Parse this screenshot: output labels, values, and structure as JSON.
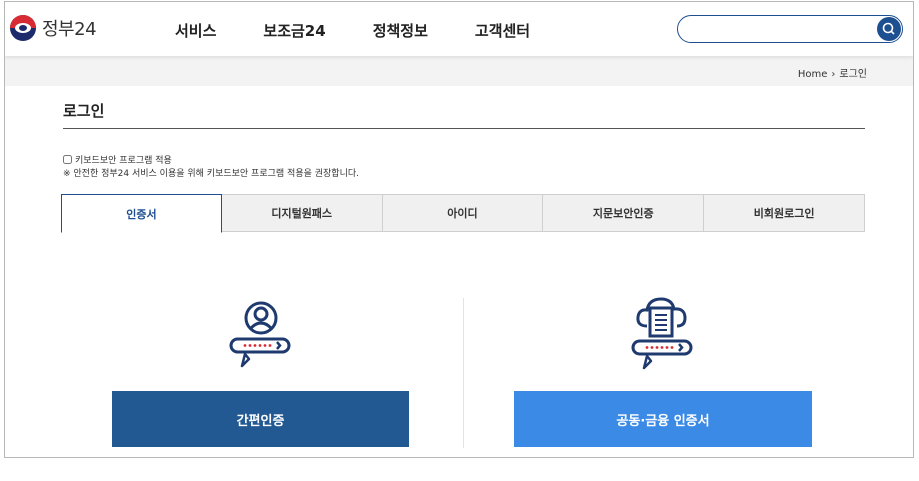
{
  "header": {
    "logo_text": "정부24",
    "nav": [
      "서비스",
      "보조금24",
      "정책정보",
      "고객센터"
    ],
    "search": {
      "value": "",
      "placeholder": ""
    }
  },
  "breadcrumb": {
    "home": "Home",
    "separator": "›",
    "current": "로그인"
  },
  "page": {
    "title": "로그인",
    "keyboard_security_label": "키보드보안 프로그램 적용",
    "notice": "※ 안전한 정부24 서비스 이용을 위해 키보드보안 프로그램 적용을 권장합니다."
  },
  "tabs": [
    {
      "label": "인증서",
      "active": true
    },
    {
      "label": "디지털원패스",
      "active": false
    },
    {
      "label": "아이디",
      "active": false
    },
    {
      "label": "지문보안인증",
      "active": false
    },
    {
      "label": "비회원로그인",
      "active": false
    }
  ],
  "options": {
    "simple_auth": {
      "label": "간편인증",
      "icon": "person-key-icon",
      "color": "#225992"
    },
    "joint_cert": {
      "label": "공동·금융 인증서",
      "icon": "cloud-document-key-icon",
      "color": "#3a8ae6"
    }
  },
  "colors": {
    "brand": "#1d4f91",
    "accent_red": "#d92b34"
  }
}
───
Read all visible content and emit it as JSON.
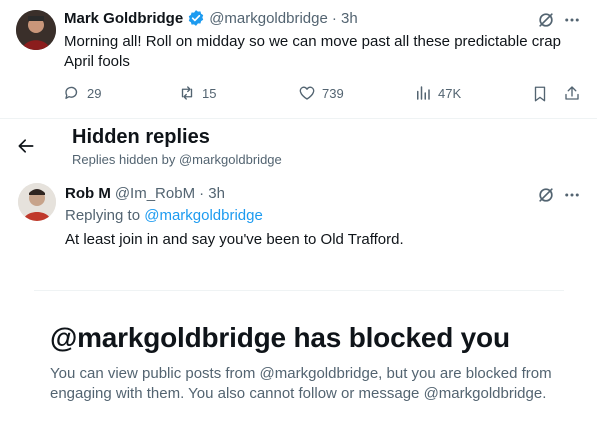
───
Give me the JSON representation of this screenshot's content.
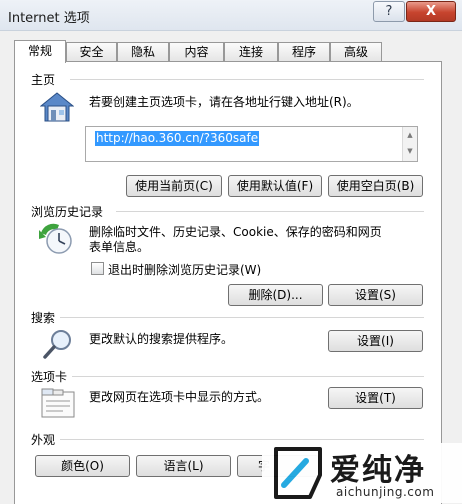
───
Filter the records for lines holding the string "content". Copy each one.

Read all visible content and emit it as JSON.
Give me the JSON representation of this screenshot's content.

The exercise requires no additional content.